Task to complete: Set out each line from the following listing that includes the word "text".
•••
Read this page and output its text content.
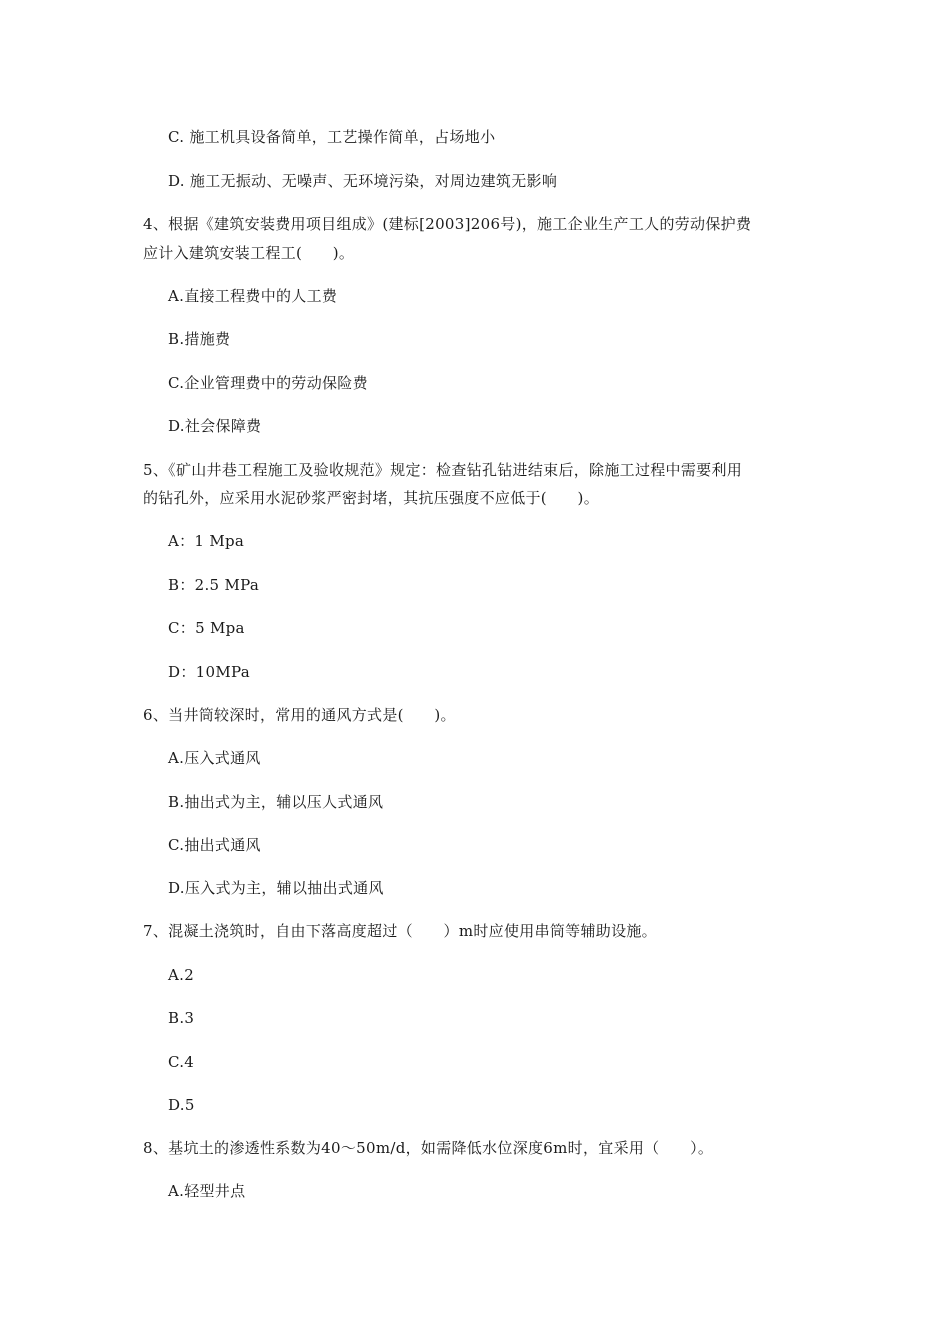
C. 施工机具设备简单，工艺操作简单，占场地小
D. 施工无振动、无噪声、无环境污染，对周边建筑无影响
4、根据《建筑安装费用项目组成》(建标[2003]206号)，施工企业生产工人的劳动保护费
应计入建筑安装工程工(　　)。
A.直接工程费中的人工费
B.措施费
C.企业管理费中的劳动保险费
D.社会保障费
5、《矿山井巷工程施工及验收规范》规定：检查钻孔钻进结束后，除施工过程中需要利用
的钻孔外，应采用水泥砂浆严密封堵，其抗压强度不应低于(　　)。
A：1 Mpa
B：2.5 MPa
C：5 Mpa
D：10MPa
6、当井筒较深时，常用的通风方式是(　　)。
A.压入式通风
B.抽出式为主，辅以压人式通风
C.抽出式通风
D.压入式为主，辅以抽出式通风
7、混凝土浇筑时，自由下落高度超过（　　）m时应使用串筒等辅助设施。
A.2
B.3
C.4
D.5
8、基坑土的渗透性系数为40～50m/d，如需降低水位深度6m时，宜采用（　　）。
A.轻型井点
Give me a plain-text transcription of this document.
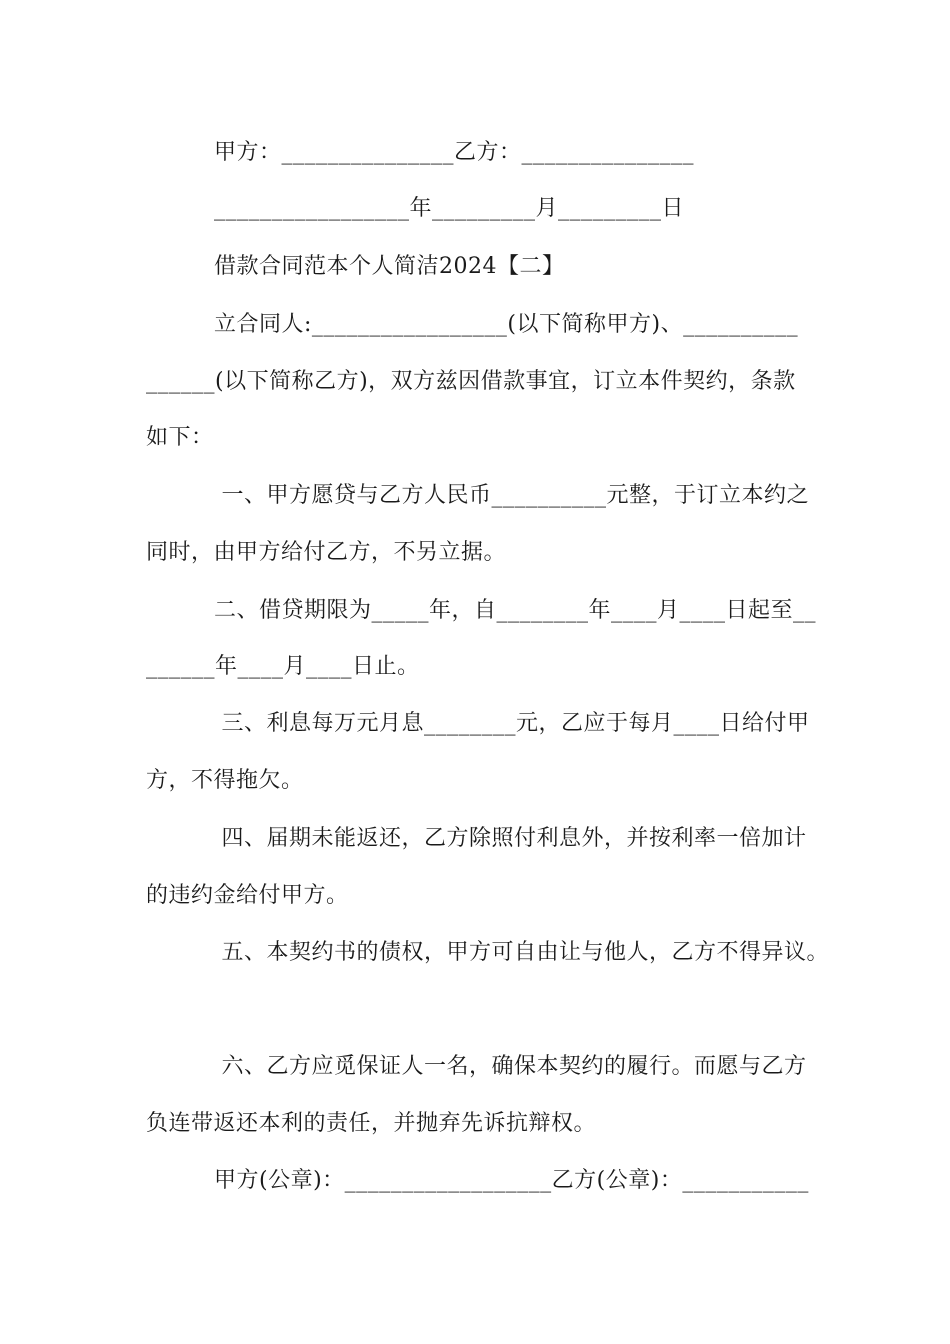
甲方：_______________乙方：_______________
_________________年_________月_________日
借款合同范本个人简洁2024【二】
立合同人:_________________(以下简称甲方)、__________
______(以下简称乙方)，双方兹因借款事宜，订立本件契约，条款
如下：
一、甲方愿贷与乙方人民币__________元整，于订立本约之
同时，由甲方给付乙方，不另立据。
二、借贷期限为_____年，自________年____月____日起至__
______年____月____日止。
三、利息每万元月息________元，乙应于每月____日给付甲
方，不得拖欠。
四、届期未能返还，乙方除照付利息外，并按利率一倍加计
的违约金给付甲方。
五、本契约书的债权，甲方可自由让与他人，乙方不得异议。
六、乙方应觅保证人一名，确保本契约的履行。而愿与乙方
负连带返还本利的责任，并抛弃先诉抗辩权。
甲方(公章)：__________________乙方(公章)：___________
•••
Result:
Read this page and output its text content.
Give me a plain-text transcription of this document.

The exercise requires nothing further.